— Data lines —
--- --- ---

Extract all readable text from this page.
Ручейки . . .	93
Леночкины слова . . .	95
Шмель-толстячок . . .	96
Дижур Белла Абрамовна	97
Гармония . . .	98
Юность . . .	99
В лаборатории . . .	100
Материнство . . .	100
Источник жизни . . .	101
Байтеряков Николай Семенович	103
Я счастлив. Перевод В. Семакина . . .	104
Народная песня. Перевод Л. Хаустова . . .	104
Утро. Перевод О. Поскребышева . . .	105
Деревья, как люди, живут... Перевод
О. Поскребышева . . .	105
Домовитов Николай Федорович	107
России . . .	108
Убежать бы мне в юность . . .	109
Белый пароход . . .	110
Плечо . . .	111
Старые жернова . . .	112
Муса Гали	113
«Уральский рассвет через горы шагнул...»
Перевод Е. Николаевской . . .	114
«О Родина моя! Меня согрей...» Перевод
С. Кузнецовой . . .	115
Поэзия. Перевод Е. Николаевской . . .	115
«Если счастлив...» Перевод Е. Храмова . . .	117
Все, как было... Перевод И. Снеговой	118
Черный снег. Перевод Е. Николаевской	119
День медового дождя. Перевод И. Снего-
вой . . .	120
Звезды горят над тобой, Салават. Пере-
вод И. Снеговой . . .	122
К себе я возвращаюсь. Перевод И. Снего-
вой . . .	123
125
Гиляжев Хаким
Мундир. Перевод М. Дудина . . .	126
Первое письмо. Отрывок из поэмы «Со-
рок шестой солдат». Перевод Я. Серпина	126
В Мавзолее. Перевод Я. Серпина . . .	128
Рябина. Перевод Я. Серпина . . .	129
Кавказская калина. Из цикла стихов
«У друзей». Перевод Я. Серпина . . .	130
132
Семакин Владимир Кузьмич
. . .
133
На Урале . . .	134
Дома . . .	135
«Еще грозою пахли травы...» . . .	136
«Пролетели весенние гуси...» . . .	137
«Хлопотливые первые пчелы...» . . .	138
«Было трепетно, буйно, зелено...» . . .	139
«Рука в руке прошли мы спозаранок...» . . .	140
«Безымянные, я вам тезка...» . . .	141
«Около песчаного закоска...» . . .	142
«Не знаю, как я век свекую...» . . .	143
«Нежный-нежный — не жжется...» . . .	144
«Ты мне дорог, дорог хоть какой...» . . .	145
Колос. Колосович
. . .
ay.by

--- --- ---

— Problem details —
Output every line above without altering anything.

— Finished answer —
Extract all readable text from this page.
Ручейки . . .	93
Леночкины слова . . .	95
Шмель-толстячок . . .	96
Дижур Белла Абрамовна	97
Гармония . . .	98
Юность . . .	99
В лаборатории . . .	100
Материнство . . .	100
Источник жизни . . .	101
Байтеряков Николай Семенович	103
Я счастлив. Перевод В. Семакина . . .	104
Народная песня. Перевод Л. Хаустова . . .	104
Утро. Перевод О. Поскребышева . . .	105
Деревья, как люди, живут... Перевод
О. Поскребышева . . .	105
Домовитов Николай Федорович	107
России . . .	108
Убежать бы мне в юность . . .	109
Белый пароход . . .	110
Плечо . . .	111
Старые жернова . . .	112
Муса Гали	113
«Уральский рассвет через горы шагнул...»
Перевод Е. Николаевской . . .	114
«О Родина моя! Меня согрей...» Перевод
С. Кузнецовой . . .	115
Поэзия. Перевод Е. Николаевской . . .	115
«Если счастлив...» Перевод Е. Храмова . . .	117
Все, как было... Перевод И. Снеговой	118
Черный снег. Перевод Е. Николаевской	119
День медового дождя. Перевод И. Снего-
вой . . .	120
Звезды горят над тобой, Салават. Пере-
вод И. Снеговой . . .	122
К себе я возвращаюсь. Перевод И. Снего-
вой . . .	123
125
Гиляжев Хаким
Мундир. Перевод М. Дудина . . .	126
Первое письмо. Отрывок из поэмы «Со-
рок шестой солдат». Перевод Я. Серпина	126
В Мавзолее. Перевод Я. Серпина . . .	128
Рябина. Перевод Я. Серпина . . .	129
Кавказская калина. Из цикла стихов
«У друзей». Перевод Я. Серпина . . .	130
132
Семакин Владимир Кузьмич
. . .
133
На Урале . . .	134
Дома . . .	135
«Еще грозою пахли травы...» . . .	136
«Пролетели весенние гуси...» . . .	137
«Хлопотливые первые пчелы...» . . .	138
«Было трепетно, буйно, зелено...» . . .	139
«Рука в руке прошли мы спозаранок...» . . .	140
«Безымянные, я вам тезка...» . . .	141
«Около песчаного закоска...» . . .	142
«Не знаю, как я век свекую...» . . .	143
«Нежный-нежный — не жжется...» . . .	144
«Ты мне дорог, дорог хоть какой...» . . .	145
Колос. Колосович
. . .
ay.by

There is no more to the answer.